Directive >> Reproduce the passage of the audio processing excerpt that runs from "FIG. 2 illustrates" up to and including "134 for processing.", swapping "audio engine" for "audio mixer" wherever it occurs.

Extract provided >>
** Start **
The application compatibility list 144 may be updated through various means, such as automatic updates from a remote server, manual updates by the user, or through machine learning algorithms that analyze application behavior and performance with multichannel audio processing. This approach may help optimize system performance and ensure that the spatial audio virtualization is applied selectively to applications that can benefit from it.

FIG. 2 illustrates a block diagram of an example audio processing system architecture for audio streams for Windows OS®. The audio processing system architecture shows application 120 at the top level that interfaces with OS 128. Within OS 128, audio engine 130 may process audio signals through multiple stages of audio processing objects (APOs) 134. The flow of audio signals through the system begins at the application 120, which sends audio data to OS 128. Within OS 128, audio engine 130 receives the audio data and directs it through the various APOs 134 for processing.
** End **
Excerpted records >>
** Start **
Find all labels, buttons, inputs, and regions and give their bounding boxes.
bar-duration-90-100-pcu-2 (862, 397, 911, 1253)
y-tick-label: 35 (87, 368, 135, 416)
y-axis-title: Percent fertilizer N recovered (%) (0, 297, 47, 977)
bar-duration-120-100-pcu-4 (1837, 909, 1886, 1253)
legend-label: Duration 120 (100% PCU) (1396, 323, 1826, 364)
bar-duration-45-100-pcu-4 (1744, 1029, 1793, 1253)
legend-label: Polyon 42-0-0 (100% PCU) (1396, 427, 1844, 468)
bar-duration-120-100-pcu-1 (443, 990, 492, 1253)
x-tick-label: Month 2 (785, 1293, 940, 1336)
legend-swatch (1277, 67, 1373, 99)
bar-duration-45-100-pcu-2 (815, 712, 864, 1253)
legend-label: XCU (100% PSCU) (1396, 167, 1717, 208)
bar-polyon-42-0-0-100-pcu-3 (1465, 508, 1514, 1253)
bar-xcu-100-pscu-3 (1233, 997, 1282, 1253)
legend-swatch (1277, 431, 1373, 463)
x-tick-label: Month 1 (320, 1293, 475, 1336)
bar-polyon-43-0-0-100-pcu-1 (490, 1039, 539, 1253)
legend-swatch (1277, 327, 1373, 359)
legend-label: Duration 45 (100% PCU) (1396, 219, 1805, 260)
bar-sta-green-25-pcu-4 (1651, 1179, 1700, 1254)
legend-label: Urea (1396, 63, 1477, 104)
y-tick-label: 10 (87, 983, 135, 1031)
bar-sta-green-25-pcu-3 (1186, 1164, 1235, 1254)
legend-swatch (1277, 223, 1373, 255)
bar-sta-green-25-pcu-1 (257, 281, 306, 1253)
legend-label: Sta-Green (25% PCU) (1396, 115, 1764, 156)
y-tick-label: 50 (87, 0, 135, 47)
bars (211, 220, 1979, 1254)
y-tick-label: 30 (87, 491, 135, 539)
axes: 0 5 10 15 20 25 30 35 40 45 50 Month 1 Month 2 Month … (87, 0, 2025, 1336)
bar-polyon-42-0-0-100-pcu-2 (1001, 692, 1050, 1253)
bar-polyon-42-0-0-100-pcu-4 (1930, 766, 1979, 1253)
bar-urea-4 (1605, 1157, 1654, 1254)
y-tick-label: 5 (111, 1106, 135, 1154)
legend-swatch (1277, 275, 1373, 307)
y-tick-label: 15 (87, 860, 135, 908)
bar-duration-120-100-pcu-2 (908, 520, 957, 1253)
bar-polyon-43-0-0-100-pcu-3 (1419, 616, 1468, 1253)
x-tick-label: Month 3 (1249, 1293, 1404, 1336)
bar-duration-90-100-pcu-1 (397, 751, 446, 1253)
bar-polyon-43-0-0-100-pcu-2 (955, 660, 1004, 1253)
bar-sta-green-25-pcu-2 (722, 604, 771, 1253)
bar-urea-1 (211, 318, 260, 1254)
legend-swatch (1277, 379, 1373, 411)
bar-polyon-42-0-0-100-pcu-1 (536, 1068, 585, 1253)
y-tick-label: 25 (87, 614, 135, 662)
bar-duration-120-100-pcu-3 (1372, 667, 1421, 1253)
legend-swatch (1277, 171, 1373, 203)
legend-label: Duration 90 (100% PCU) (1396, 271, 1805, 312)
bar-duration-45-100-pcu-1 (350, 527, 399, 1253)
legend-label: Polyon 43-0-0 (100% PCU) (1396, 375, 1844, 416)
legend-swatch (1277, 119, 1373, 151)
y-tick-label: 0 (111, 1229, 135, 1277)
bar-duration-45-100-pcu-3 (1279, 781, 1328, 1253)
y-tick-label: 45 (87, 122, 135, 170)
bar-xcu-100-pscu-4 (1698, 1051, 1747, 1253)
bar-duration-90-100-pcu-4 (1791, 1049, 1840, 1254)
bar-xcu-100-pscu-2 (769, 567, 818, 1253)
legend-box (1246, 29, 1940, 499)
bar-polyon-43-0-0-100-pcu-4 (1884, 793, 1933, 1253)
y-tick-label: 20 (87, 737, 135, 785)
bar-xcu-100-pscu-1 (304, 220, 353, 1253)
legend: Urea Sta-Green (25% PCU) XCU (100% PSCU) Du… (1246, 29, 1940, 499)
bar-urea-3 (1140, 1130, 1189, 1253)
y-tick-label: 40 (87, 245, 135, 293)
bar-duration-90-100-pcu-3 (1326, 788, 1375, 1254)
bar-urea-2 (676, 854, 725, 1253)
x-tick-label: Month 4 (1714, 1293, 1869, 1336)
** End **
Reply to the exercise >>
FIG. 2 illustrates a block diagram of an example audio processing system architecture for audio streams for Windows OS®. The audio processing system architecture shows application 120 at the top level that interfaces with OS 128. Within OS 128, audio mixer 130 may process audio signals through multiple stages of audio processing objects (APOs) 134. The flow of audio signals through the system begins at the application 120, which sends audio data to OS 128. Within OS 128, audio mixer 130 receives the audio data and directs it through the various APOs 134 for processing.